* EXERCISE DESCRIPTION *
Carry on the article below about Bank of America's misclassified repo trades, picking up right after its final sentence.

BofA's letter was sent in April in response to the inquiry, but this is the first time the details of the six trades in question have been disclosed. The bank had acknowledged in its last quarterly report that its accounting for the transactions, made at the ends of quarters from 2007 to 2009, was incorrect. The bank's disclosure also suggests the trades may be an example of end-of-quarter "window dressing" on Wall Street, in which banks temporarily shed debt just before reporting their finances to the public. The practice, which The Wall Street Journal has uncovered in a series of articles, suggests the banks are carrying more risk most of the time than their investors or customers can easily see, and then juggling it during quarter-end reporting of financials.

Window dressing isn't illegal in itself. But intentionally masking debt to deceive investors violates regulatory guidelines. BofA said its incorrect accounting wasn't intentional. Apart from requiring more disclosure about the bank's repo accounting, the SEC hasn't taken any action against BofA over the matter. The fact that the letter was released suggests the SEC has concluded its review. Though much smaller in scope, Bank of America's accounting of the six trades is similar to what a bankruptcy-court examiner said Lehman Brothers Holdings Inc. did to make its balance sheet look better before it filed for bankruptcy in 2008. Lehman used a strategy dubbed "Repo 105" that helped the Wall Street firm move $50 billion in assets off its balance sheet, the examiner said in March.

Following the Lehman examiner's report and the Journal disclosures, the SEC said it is considering stricter disclosure and a clearer rationale from firms about quarter-end borrowing activities. The SEC review on repo activity could be released as early as this coming week. A spokesman said Friday that the SEC will release the banks' responses after the agency completes its review.

In its letter to the SEC, which has been posted as a regulatory filing, BofA disclosed details of how it erroneously classified some short-term repos as sales when they should have been classified as borrowings over the past few years. Repos are short-term financing arrangements that allow banks to take bigger risks on securities trades. Classifying the transactions as sales instead of borrowings—as in the Repo 105 strategy—allows a bank to take assets off its balance sheet and thus reduce its reported leverage. In the letter, the bank said its incorrect accounting for the six trades wasn't intentional. "We do not deliberately structure transactions that are economically disadvantageous simply for the purpose of recording a sale or reducing recorded liabilities."

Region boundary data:

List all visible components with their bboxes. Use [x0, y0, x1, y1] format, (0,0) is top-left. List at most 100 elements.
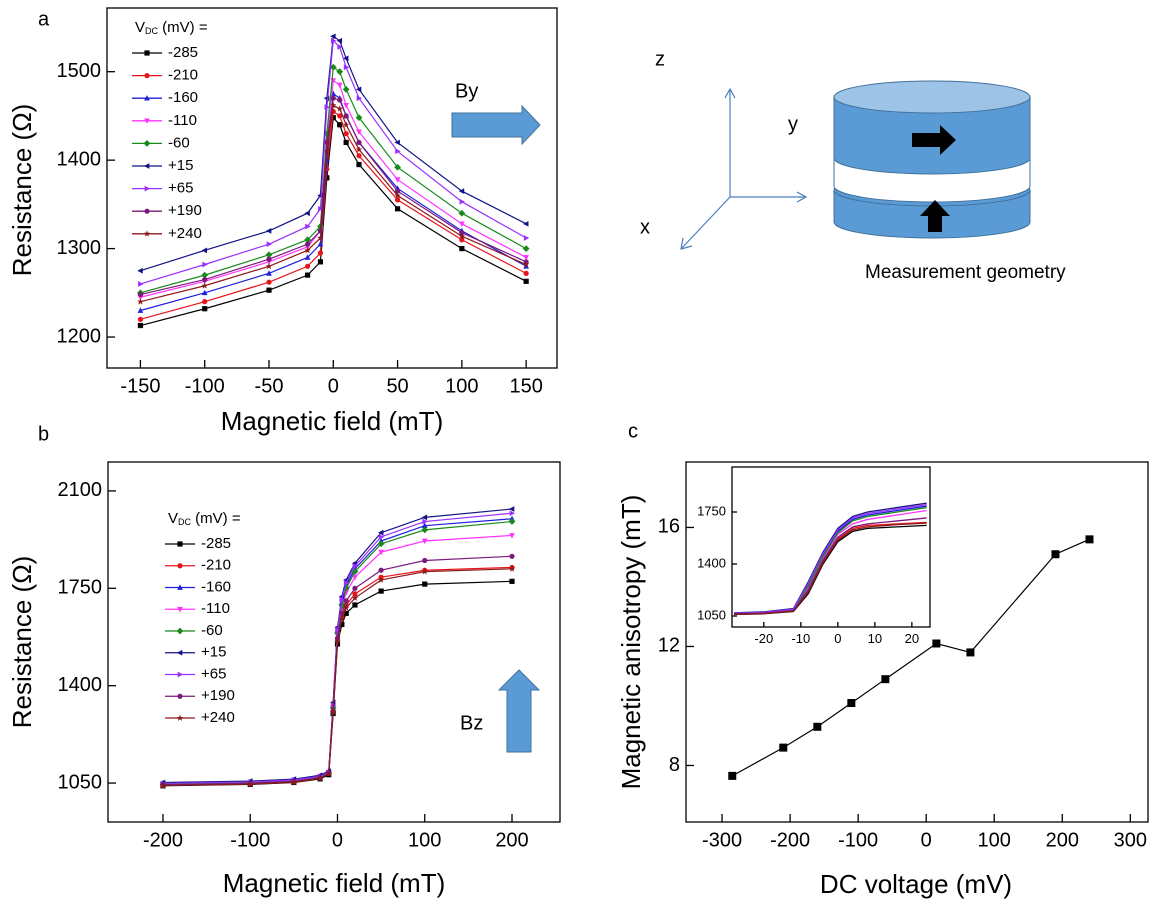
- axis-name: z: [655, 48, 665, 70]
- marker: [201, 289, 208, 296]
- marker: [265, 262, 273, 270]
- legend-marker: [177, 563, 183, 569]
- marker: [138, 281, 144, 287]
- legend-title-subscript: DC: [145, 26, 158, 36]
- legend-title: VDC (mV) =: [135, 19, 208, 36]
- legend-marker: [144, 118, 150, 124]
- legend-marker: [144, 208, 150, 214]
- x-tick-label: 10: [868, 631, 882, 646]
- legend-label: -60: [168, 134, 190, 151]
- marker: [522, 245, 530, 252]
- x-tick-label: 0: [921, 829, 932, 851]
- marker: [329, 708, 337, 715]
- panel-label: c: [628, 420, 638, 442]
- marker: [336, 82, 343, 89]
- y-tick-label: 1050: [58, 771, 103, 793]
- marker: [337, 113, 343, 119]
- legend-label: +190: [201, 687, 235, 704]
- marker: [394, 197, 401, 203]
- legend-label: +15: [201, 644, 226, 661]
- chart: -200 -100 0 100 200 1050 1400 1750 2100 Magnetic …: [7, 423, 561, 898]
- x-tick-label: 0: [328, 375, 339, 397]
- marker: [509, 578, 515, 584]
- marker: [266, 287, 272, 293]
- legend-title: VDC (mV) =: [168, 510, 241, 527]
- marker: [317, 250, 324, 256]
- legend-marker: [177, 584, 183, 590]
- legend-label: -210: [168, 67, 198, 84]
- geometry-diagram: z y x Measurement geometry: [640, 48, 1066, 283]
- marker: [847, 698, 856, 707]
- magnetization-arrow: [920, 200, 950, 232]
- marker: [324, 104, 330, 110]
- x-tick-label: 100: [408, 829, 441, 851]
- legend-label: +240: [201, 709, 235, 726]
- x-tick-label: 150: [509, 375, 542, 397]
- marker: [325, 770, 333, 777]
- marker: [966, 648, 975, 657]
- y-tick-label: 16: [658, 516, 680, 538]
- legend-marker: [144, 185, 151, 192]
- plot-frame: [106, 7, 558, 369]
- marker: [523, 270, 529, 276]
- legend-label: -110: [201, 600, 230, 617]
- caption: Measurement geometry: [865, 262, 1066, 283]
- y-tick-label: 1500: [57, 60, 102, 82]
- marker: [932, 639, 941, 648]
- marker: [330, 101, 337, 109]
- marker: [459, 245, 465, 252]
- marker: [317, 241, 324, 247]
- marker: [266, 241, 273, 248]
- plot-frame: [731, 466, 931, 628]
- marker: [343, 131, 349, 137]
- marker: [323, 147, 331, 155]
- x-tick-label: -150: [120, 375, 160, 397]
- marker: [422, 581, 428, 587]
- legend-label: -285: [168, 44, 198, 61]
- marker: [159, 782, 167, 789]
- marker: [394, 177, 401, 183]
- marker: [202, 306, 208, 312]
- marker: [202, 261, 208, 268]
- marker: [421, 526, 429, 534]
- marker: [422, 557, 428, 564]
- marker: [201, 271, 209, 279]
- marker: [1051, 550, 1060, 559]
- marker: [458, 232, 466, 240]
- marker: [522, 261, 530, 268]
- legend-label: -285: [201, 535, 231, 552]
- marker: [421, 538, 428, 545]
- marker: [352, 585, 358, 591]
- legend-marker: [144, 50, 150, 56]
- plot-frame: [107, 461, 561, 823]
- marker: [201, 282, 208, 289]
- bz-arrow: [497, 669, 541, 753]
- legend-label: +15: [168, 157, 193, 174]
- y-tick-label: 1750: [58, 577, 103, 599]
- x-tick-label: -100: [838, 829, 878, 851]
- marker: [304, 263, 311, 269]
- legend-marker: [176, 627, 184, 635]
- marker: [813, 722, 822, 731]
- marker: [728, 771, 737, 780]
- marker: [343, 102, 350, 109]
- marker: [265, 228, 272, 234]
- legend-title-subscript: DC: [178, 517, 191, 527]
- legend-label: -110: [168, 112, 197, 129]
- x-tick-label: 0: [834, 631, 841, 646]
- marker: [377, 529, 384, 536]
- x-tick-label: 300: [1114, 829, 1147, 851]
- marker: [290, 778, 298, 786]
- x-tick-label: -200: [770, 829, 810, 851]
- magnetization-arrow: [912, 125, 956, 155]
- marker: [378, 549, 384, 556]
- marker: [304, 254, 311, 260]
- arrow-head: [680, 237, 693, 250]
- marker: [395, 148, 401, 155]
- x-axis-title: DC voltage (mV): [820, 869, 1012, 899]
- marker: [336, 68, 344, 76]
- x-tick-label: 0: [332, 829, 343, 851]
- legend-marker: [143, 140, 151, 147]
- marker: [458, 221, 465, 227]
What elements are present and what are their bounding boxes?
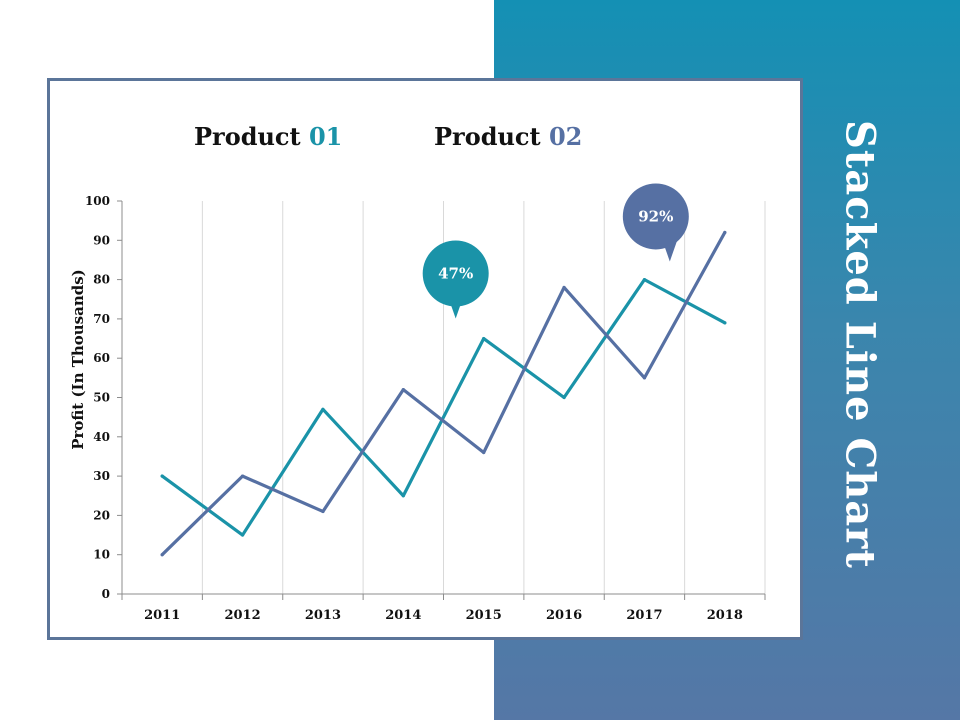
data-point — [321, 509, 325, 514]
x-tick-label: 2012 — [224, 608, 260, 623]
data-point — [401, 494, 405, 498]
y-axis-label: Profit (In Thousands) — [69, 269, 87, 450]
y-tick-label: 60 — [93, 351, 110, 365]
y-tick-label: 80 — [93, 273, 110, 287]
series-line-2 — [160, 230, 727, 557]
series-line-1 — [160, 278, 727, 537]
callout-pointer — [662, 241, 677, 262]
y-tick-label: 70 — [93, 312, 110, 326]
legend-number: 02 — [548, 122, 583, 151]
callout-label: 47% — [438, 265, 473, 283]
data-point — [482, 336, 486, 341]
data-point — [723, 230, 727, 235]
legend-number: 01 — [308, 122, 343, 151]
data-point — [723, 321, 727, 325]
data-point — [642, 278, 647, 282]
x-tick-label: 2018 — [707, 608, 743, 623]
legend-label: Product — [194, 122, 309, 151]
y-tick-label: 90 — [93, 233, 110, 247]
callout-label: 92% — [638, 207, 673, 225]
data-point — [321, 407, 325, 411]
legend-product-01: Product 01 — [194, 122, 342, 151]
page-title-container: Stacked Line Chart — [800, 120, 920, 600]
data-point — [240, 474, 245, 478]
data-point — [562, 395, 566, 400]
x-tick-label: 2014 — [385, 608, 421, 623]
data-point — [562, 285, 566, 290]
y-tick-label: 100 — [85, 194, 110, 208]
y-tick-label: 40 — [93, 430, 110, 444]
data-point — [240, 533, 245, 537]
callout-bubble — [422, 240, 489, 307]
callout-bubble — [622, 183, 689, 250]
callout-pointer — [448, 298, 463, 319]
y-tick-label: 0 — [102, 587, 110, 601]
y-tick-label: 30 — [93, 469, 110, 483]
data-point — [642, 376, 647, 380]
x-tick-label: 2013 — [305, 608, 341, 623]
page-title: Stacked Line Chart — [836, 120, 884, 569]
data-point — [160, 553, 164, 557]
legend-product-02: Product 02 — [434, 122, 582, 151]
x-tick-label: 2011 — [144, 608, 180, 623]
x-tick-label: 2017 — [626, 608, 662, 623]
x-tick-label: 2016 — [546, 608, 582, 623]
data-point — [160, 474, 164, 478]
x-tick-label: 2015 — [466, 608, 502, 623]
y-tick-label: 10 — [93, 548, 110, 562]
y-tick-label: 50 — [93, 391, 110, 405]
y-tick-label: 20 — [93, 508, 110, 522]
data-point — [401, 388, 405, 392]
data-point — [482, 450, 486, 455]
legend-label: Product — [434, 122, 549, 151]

* TASK RESULT *
The bank also said, "We believe that our efforts to manage the size of our balance sheet are appropriate and our policies are consistent with all applicable accounting and legal requirements." The intent of the transactions, it said, "was to reduce the specific business unit's balance sheet to meet [the bank's] internal quarter-end limits for balance sheet capacity." The classifications involved as much as $10.7 billion in repos, a relatively small amount for the bank, which has $2.3 trillion in total assets.

The six transactions are known as "dollar roll" trades, executed by Bank of America's investment-banking and capital-markets unit with an unidentified trading partner at the ends of fiscal quarters from 2007 to 2009. Dollar rolls are deals in which mortgage-backed securities are transferred to a trading partner with a simultaneous agreement to repurchase similar securities from the same partner soon thereafter. The practice amounts to a bank renting out its balance sheet for short periods; the bank gets fees, and the client on the other end of the trade gets short-term cash.

BofA says it designed the trades so that the securities coming back to BofA would be similar to but not "substantially the same" as those it transferred out. That would require the trades to be treated as sales that would remove assets from the unit's balance sheet. But the securities that came back to Bank of America were in fact "substantially the same"—the same type, for instance, with the same guarantor and coupon. That means they should have been accounted for not as sales, but as borrowings that wouldn't have reduced the unit's balance sheet. BofA said the accounting error was immaterial to its financial results and had no effect on its earnings.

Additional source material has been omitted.